Give all the lines below again, exactly, with no pictures.

#####

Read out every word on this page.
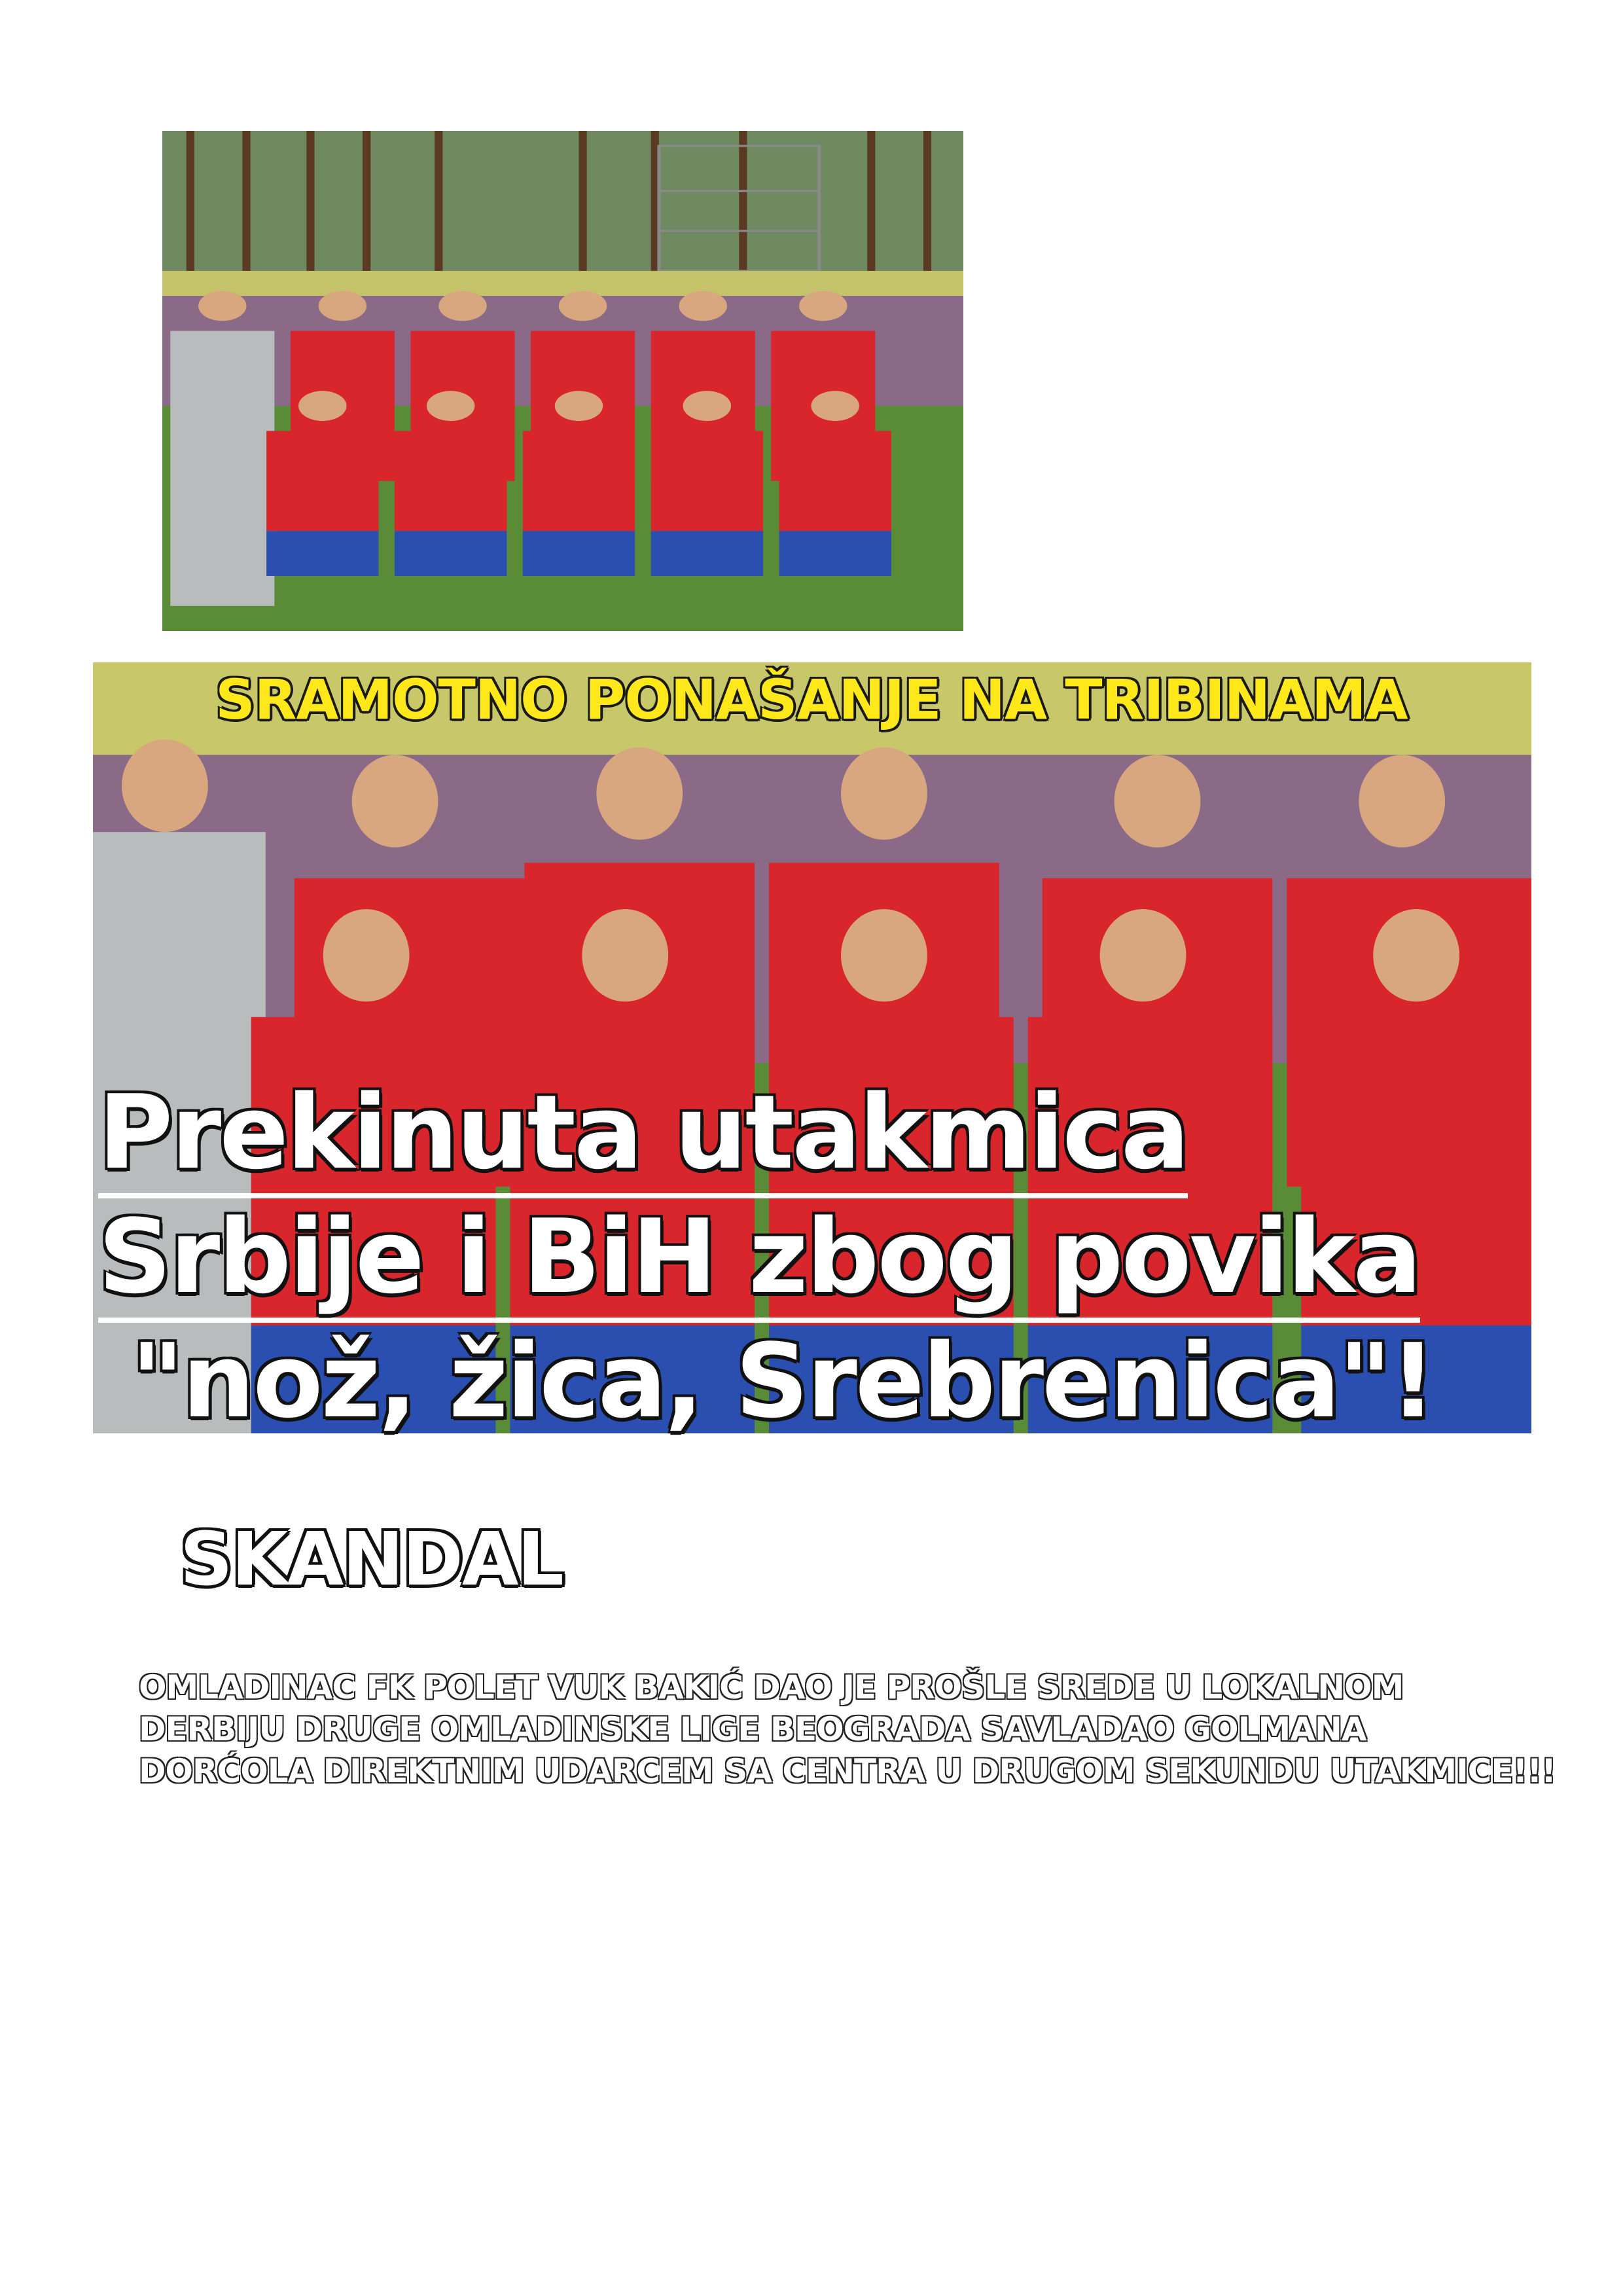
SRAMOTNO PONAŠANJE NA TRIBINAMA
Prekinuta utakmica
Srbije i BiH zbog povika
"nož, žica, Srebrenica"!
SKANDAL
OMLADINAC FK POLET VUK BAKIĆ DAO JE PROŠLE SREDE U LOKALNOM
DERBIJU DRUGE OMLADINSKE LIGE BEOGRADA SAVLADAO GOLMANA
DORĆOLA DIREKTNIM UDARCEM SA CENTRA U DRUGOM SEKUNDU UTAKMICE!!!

#####

* _Answer to this problem_
Read out every word on this page.
SRAMOTNO PONAŠANJE NA TRIBINAMA
Prekinuta utakmica
Srbije i BiH zbog povika
"nož, žica, Srebrenica"!
SKANDAL
OMLADINAC FK POLET VUK BAKIĆ DAO JE PROŠLE SREDE U LOKALNOM
DERBIJU DRUGE OMLADINSKE LIGE BEOGRADA SAVLADAO GOLMANA
DORĆOLA DIREKTNIM UDARCEM SA CENTRA U DRUGOM SEKUNDU UTAKMICE!!!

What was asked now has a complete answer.